# Directions for this task
From the listing below, pull out every line where the string "image" appears.

□ □ □ □ □

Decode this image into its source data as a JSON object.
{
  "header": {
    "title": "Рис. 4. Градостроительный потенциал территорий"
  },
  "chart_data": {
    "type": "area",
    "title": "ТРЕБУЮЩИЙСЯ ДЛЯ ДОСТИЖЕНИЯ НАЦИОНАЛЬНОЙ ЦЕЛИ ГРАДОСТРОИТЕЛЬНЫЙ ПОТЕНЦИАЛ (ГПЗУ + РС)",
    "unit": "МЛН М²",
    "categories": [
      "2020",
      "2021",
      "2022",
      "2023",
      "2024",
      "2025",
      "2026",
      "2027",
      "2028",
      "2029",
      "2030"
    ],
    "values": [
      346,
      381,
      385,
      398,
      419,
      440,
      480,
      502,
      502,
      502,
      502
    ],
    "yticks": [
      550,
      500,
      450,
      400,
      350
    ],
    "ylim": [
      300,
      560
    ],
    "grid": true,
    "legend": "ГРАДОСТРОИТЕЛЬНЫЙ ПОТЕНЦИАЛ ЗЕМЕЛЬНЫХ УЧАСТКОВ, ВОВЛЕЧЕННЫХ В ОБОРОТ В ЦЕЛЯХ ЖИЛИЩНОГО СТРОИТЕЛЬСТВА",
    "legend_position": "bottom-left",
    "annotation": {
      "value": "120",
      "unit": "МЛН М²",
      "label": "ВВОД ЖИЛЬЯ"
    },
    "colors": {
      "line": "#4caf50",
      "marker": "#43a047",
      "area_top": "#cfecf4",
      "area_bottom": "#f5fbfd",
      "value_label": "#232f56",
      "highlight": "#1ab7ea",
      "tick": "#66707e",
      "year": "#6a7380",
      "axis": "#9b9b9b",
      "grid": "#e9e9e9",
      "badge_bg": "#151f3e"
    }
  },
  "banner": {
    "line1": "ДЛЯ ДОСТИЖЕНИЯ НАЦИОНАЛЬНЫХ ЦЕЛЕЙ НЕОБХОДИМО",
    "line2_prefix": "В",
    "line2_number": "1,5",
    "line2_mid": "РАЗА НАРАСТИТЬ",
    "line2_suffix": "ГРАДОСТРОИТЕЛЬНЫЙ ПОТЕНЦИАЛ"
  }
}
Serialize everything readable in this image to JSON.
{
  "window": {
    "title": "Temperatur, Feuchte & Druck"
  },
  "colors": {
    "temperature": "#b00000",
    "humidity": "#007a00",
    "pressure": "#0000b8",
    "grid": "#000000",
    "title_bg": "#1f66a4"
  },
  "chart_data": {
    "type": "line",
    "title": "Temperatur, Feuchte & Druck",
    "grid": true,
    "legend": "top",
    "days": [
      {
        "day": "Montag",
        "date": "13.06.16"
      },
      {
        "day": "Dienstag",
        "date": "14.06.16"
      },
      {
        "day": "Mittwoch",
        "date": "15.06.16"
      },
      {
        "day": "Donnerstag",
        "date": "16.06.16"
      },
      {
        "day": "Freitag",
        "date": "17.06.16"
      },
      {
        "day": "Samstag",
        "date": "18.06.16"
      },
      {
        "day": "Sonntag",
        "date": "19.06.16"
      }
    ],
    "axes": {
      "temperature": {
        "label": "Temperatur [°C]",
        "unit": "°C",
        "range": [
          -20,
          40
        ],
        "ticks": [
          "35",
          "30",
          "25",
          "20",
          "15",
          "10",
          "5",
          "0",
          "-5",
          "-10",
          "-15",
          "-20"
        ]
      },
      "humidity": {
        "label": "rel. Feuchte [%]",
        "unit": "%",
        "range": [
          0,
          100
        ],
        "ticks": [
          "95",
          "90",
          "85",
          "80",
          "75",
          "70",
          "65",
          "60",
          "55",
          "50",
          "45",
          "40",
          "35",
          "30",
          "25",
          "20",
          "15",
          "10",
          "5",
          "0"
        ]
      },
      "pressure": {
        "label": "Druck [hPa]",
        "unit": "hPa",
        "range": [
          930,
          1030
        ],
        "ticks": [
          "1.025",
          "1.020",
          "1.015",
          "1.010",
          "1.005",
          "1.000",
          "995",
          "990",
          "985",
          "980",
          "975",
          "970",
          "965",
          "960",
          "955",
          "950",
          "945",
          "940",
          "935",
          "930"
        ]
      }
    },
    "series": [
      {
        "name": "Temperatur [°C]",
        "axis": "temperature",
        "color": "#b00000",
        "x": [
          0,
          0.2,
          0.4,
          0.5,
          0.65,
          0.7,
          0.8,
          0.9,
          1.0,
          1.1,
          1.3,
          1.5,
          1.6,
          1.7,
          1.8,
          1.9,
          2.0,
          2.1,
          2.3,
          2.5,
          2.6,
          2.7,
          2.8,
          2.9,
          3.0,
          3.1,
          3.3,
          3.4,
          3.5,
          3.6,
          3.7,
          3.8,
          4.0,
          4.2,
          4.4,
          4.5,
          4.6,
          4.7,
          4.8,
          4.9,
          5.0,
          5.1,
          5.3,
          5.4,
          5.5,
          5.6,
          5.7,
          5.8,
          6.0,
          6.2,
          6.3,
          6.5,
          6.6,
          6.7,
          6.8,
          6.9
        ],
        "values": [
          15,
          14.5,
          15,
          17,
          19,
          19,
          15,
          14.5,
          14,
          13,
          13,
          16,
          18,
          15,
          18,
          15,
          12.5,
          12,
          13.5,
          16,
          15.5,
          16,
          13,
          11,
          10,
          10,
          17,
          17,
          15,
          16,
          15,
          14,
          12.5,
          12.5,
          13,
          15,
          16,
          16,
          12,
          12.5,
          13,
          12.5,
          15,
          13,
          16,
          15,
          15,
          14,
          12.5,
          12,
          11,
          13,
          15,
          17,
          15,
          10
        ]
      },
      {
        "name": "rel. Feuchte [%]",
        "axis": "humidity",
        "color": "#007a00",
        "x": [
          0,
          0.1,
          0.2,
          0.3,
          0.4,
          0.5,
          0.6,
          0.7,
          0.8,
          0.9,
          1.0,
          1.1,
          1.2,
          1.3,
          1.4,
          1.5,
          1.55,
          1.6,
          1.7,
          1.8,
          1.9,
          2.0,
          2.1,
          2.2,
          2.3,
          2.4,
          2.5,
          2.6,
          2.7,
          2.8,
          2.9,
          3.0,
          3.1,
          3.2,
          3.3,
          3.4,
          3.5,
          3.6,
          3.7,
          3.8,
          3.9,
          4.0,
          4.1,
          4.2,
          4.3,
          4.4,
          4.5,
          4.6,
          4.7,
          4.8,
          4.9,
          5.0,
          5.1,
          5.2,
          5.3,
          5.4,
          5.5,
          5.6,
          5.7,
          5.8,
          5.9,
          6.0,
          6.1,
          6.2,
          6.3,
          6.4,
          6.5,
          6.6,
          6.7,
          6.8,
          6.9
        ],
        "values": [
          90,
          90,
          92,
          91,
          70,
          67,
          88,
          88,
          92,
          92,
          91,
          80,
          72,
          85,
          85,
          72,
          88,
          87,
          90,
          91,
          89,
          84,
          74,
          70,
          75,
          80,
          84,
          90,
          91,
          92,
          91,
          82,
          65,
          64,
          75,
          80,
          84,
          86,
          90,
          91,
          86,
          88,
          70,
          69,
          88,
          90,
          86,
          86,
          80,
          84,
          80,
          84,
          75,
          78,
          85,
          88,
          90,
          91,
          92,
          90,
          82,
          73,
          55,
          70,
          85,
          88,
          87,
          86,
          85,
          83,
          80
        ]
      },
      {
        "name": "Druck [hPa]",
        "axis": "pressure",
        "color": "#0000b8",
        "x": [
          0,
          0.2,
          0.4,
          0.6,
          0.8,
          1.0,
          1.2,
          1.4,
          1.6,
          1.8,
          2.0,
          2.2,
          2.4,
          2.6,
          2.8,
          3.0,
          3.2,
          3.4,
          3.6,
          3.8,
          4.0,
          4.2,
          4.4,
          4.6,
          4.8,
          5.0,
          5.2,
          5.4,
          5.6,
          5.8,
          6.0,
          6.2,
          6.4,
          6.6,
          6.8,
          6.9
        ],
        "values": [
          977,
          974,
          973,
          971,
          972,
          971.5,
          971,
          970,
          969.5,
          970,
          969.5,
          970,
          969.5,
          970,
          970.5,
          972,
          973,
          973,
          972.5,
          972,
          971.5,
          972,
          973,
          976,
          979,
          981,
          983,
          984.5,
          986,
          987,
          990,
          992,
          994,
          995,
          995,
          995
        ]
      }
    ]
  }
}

□ □ □ □ □

# Task solution
Decode this image into its source data as a JSON object.
Serialize everything readable in this image to JSON.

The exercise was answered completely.